Data listing:
►

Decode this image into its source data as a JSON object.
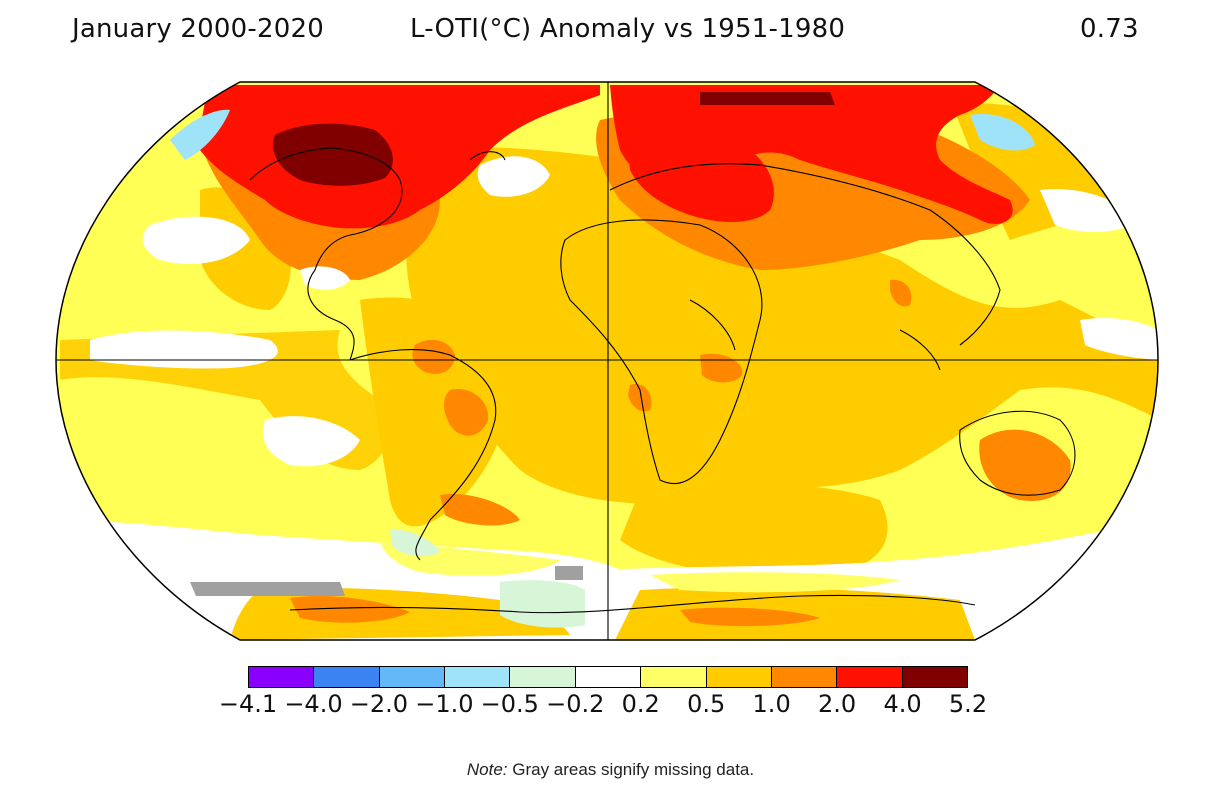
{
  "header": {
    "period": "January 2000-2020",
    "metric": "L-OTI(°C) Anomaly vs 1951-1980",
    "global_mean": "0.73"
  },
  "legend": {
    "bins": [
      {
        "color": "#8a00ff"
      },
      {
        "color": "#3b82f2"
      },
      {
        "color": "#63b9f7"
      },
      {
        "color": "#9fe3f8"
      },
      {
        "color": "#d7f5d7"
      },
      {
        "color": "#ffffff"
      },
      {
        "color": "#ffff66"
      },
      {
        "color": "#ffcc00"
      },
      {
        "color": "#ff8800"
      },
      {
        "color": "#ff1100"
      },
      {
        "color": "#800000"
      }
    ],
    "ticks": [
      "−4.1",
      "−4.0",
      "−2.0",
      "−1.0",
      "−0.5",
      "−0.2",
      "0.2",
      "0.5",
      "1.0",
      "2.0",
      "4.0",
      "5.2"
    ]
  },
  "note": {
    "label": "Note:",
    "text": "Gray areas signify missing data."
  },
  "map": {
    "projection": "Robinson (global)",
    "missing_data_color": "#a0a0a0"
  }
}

◄

WORK TO COMPLETE => Send back the data above word for word, with the pictures left out.

THE OUTPUT =>
Decode this image into its source data as a JSON object.
{
  "header": {
    "period": "January 2000-2020",
    "metric": "L-OTI(°C) Anomaly vs 1951-1980",
    "global_mean": "0.73"
  },
  "legend": {
    "bins": [
      {
        "color": "#8a00ff"
      },
      {
        "color": "#3b82f2"
      },
      {
        "color": "#63b9f7"
      },
      {
        "color": "#9fe3f8"
      },
      {
        "color": "#d7f5d7"
      },
      {
        "color": "#ffffff"
      },
      {
        "color": "#ffff66"
      },
      {
        "color": "#ffcc00"
      },
      {
        "color": "#ff8800"
      },
      {
        "color": "#ff1100"
      },
      {
        "color": "#800000"
      }
    ],
    "ticks": [
      "−4.1",
      "−4.0",
      "−2.0",
      "−1.0",
      "−0.5",
      "−0.2",
      "0.2",
      "0.5",
      "1.0",
      "2.0",
      "4.0",
      "5.2"
    ]
  },
  "note": {
    "label": "Note:",
    "text": "Gray areas signify missing data."
  },
  "map": {
    "projection": "Robinson (global)",
    "missing_data_color": "#a0a0a0"
  }
}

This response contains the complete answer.